> About this task: For this task, copy the data that follows exactly, keeping every character.

** Record excerpts follows **

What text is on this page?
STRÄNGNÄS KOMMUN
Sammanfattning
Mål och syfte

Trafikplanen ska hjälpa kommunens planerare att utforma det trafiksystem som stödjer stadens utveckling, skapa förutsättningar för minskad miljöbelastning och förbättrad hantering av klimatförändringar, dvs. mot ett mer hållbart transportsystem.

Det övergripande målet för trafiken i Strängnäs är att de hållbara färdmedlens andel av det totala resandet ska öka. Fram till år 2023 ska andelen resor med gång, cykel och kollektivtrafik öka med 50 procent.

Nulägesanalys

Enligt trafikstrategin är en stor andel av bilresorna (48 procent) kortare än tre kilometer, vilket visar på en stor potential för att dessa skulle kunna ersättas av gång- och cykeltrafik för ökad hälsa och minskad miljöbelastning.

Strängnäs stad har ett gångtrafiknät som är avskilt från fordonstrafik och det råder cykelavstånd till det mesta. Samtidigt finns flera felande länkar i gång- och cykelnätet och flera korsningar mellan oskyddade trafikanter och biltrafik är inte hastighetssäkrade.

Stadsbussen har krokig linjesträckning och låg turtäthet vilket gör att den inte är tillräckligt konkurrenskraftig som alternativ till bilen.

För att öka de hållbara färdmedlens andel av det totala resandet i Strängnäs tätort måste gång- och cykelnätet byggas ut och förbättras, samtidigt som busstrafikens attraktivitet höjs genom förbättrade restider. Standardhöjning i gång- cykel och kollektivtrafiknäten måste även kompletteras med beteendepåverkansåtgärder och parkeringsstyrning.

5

** End of Record excerpts **

> Task response:
What text is on this page?
STRÄNGNÄS KOMMUN
Sammanfattning
Mål och syfte

Trafikplanen ska hjälpa kommunens planerare att utforma det trafiksystem som stödjer stadens utveckling, skapa förutsättningar för minskad miljöbelastning och förbättrad hantering av klimatförändringar, dvs. mot ett mer hållbart transportsystem.

Det övergripande målet för trafiken i Strängnäs är att de hållbara färdmedlens andel av det totala resandet ska öka. Fram till år 2023 ska andelen resor med gång, cykel och kollektivtrafik öka med 50 procent.

Nulägesanalys

Enligt trafikstrategin är en stor andel av bilresorna (48 procent) kortare än tre kilometer, vilket visar på en stor potential för att dessa skulle kunna ersättas av gång- och cykeltrafik för ökad hälsa och minskad miljöbelastning.

Strängnäs stad har ett gångtrafiknät som är avskilt från fordonstrafik och det råder cykelavstånd till det mesta. Samtidigt finns flera felande länkar i gång- och cykelnätet och flera korsningar mellan oskyddade trafikanter och biltrafik är inte hastighetssäkrade.

Stadsbussen har krokig linjesträckning och låg turtäthet vilket gör att den inte är tillräckligt konkurrenskraftig som alternativ till bilen.

För att öka de hållbara färdmedlens andel av det totala resandet i Strängnäs tätort måste gång- och cykelnätet byggas ut och förbättras, samtidigt som busstrafikens attraktivitet höjs genom förbättrade restider. Standardhöjning i gång- cykel och kollektivtrafiknäten måste även kompletteras med beteendepåverkansåtgärder och parkeringsstyrning.

5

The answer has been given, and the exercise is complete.